◆ What you have to do
Identify the lines that contain the word "fillWord", then copy them.

== Information supplied ==

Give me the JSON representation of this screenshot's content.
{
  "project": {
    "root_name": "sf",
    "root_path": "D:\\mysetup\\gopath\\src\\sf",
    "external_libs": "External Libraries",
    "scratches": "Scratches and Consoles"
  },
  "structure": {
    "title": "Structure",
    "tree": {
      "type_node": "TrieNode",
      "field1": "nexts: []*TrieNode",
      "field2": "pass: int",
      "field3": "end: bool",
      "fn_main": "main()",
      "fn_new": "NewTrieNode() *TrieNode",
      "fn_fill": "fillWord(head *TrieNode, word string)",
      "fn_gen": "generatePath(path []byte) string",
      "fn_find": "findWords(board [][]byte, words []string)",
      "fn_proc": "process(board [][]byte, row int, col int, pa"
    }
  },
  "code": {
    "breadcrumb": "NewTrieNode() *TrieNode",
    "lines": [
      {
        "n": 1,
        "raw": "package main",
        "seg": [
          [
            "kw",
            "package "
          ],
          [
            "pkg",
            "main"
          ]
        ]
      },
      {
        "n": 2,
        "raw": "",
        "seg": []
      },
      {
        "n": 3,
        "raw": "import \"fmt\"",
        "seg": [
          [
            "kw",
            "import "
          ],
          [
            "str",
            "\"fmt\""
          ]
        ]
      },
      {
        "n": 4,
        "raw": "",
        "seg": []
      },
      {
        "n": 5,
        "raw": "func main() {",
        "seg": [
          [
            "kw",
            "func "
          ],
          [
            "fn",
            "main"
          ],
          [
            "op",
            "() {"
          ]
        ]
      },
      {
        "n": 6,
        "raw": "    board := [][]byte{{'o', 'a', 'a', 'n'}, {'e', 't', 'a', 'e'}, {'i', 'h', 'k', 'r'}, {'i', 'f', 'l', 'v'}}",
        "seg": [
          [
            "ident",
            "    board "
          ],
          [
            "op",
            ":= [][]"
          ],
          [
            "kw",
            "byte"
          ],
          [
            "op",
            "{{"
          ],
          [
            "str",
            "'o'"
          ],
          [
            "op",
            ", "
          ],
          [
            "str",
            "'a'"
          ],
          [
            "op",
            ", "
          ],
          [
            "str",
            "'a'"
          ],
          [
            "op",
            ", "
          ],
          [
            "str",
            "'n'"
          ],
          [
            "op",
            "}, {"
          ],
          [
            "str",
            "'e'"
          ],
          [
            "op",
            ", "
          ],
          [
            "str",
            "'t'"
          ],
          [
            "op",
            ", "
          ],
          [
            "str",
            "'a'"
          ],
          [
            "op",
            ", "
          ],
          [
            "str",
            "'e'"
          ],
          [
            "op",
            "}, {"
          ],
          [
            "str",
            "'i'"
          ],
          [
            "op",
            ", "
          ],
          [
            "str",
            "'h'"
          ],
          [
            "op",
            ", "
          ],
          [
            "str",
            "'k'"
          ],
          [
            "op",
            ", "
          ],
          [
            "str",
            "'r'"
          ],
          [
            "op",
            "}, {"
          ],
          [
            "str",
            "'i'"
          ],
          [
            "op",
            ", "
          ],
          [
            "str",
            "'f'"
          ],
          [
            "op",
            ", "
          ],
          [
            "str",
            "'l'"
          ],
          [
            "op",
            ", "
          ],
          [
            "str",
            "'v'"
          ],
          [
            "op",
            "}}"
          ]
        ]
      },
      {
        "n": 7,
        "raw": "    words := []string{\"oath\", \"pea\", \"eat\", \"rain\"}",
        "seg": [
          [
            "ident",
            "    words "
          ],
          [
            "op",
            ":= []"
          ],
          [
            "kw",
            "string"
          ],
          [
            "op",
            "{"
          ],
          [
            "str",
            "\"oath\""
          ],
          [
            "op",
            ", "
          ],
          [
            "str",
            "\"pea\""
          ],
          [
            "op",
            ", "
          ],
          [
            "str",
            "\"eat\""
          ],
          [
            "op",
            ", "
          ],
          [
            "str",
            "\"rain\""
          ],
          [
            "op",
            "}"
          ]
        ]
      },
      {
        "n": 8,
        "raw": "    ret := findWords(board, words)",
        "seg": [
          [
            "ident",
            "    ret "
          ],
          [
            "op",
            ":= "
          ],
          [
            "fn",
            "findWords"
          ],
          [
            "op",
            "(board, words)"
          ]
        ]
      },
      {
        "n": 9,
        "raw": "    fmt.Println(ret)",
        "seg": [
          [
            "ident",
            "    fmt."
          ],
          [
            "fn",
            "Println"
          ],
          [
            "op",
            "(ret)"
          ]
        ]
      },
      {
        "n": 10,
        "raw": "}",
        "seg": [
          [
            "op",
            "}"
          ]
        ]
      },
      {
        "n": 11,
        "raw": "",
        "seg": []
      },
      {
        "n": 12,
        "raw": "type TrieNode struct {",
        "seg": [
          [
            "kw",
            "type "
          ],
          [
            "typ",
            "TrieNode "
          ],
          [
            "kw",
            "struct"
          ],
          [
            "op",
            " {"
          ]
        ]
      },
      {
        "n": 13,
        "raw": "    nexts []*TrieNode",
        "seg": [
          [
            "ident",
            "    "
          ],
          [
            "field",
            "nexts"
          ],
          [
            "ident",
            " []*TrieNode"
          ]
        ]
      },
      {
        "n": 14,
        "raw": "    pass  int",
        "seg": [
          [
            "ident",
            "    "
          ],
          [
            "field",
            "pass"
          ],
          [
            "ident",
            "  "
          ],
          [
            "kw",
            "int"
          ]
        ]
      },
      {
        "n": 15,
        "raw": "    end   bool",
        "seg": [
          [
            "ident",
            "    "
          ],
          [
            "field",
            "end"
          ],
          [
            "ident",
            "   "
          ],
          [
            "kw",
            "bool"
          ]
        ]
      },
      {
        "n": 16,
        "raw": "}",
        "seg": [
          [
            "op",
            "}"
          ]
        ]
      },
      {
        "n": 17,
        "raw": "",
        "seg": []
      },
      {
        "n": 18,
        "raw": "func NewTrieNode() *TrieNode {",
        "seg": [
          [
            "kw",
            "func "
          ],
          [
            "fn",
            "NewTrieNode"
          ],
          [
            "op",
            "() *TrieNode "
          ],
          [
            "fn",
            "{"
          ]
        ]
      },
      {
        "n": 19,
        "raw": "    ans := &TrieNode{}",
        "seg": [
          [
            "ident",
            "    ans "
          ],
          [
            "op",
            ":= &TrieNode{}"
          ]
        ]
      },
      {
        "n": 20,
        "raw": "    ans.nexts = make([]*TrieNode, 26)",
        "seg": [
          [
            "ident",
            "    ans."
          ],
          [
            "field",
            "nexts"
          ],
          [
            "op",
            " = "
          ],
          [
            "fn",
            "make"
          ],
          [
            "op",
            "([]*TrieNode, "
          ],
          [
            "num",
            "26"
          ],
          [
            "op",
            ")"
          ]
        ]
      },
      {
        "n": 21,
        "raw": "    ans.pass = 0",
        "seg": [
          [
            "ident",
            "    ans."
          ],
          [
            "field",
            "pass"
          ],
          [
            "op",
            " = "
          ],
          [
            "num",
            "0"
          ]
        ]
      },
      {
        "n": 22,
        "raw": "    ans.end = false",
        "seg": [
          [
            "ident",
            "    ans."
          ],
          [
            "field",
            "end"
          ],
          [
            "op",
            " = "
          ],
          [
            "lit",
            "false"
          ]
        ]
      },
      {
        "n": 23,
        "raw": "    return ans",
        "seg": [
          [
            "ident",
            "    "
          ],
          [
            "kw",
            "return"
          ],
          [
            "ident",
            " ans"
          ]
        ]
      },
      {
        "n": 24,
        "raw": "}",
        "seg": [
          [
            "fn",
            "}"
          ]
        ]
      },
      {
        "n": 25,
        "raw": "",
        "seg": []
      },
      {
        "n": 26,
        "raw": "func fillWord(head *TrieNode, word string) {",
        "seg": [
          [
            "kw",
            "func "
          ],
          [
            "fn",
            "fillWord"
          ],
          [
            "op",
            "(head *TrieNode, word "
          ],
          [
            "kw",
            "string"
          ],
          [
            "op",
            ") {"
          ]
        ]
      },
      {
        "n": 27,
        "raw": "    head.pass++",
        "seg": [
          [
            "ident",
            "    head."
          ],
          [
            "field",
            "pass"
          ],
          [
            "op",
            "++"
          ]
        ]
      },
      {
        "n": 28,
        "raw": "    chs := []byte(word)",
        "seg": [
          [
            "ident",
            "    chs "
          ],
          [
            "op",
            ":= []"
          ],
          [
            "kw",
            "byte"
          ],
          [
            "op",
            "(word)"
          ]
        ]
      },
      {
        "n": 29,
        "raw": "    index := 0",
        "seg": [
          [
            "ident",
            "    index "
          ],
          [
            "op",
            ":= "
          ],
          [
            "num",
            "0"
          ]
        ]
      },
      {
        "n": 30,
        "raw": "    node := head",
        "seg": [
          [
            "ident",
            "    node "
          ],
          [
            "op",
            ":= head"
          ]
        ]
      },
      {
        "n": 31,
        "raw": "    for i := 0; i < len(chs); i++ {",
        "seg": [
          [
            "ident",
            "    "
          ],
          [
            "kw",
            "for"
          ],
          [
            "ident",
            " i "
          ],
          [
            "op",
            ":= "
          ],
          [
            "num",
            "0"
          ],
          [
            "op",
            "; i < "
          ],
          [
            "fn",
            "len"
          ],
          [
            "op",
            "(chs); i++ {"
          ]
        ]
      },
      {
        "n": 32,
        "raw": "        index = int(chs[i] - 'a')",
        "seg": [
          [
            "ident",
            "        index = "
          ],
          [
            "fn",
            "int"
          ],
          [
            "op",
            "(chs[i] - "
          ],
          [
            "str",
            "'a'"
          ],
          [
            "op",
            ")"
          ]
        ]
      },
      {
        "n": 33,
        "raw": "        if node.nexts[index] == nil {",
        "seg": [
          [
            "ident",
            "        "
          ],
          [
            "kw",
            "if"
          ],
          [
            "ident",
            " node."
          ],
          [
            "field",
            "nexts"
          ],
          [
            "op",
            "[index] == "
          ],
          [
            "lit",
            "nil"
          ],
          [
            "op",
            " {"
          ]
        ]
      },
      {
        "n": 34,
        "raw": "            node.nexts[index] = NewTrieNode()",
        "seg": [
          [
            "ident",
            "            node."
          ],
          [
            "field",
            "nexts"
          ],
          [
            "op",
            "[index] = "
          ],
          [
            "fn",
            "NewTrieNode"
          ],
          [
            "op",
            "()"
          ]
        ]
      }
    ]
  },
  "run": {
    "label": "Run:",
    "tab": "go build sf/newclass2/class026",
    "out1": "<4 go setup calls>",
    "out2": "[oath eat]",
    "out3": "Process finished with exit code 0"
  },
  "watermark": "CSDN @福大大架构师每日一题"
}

===

◆ Solved problem
      "fn_fill": "fillWord(head *TrieNode, word string)",
        "raw": "func fillWord(head *TrieNode, word string) {",
            "fillWord"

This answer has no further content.